Collected data
<<<<

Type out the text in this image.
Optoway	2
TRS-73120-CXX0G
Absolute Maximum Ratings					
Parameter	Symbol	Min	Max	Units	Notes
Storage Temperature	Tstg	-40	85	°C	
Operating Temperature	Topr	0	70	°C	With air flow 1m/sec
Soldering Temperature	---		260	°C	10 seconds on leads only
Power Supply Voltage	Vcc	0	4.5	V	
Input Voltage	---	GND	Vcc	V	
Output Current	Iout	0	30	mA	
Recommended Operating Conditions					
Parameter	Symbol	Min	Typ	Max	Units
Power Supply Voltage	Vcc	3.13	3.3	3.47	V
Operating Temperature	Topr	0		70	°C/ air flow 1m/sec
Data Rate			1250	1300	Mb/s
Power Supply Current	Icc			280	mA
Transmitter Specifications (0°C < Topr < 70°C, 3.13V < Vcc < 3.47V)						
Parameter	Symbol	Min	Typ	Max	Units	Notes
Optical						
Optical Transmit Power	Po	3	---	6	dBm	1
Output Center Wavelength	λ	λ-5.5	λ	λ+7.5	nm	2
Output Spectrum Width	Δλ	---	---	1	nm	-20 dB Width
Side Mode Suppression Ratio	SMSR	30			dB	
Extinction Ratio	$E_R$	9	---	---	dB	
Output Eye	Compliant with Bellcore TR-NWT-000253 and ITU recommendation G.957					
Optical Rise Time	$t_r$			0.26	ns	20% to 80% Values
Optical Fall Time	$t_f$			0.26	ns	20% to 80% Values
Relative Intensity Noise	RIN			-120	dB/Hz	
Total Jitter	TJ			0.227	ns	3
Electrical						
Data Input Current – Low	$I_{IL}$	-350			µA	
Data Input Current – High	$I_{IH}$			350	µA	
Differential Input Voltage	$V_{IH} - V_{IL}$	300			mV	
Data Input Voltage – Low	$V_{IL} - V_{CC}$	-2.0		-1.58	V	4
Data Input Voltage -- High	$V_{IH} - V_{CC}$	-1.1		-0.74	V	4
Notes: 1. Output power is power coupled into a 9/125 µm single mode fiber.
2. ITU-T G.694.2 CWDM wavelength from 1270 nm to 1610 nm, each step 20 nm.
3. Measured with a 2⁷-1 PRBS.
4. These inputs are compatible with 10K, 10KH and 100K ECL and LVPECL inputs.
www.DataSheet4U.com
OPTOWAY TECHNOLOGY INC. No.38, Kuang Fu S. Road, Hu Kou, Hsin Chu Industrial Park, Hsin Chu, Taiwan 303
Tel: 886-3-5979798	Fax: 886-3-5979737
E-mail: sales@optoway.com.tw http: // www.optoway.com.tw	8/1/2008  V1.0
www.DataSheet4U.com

>>>>

§ **Set task**
All of the records must be retyped exactly as they are.

§ **Written response**
Type out the text in this image.
Optoway	2
TRS-73120-CXX0G
Absolute Maximum Ratings					
Parameter	Symbol	Min	Max	Units	Notes
Storage Temperature	Tstg	-40	85	°C	
Operating Temperature	Topr	0	70	°C	With air flow 1m/sec
Soldering Temperature	---		260	°C	10 seconds on leads only
Power Supply Voltage	Vcc	0	4.5	V	
Input Voltage	---	GND	Vcc	V	
Output Current	Iout	0	30	mA	
Recommended Operating Conditions					
Parameter	Symbol	Min	Typ	Max	Units
Power Supply Voltage	Vcc	3.13	3.3	3.47	V
Operating Temperature	Topr	0		70	°C/ air flow 1m/sec
Data Rate			1250	1300	Mb/s
Power Supply Current	Icc			280	mA
Transmitter Specifications (0°C < Topr < 70°C, 3.13V < Vcc < 3.47V)						
Parameter	Symbol	Min	Typ	Max	Units	Notes
Optical						
Optical Transmit Power	Po	3	---	6	dBm	1
Output Center Wavelength	λ	λ-5.5	λ	λ+7.5	nm	2
Output Spectrum Width	Δλ	---	---	1	nm	-20 dB Width
Side Mode Suppression Ratio	SMSR	30			dB	
Extinction Ratio	$E_R$	9	---	---	dB	
Output Eye	Compliant with Bellcore TR-NWT-000253 and ITU recommendation G.957					
Optical Rise Time	$t_r$			0.26	ns	20% to 80% Values
Optical Fall Time	$t_f$			0.26	ns	20% to 80% Values
Relative Intensity Noise	RIN			-120	dB/Hz	
Total Jitter	TJ			0.227	ns	3
Electrical						
Data Input Current – Low	$I_{IL}$	-350			µA	
Data Input Current – High	$I_{IH}$			350	µA	
Differential Input Voltage	$V_{IH} - V_{IL}$	300			mV	
Data Input Voltage – Low	$V_{IL} - V_{CC}$	-2.0		-1.58	V	4
Data Input Voltage -- High	$V_{IH} - V_{CC}$	-1.1		-0.74	V	4
Notes: 1. Output power is power coupled into a 9/125 µm single mode fiber.
2. ITU-T G.694.2 CWDM wavelength from 1270 nm to 1610 nm, each step 20 nm.
3. Measured with a 2⁷-1 PRBS.
4. These inputs are compatible with 10K, 10KH and 100K ECL and LVPECL inputs.
www.DataSheet4U.com
OPTOWAY TECHNOLOGY INC. No.38, Kuang Fu S. Road, Hu Kou, Hsin Chu Industrial Park, Hsin Chu, Taiwan 303
Tel: 886-3-5979798	Fax: 886-3-5979737
E-mail: sales@optoway.com.tw http: // www.optoway.com.tw	8/1/2008  V1.0
www.DataSheet4U.com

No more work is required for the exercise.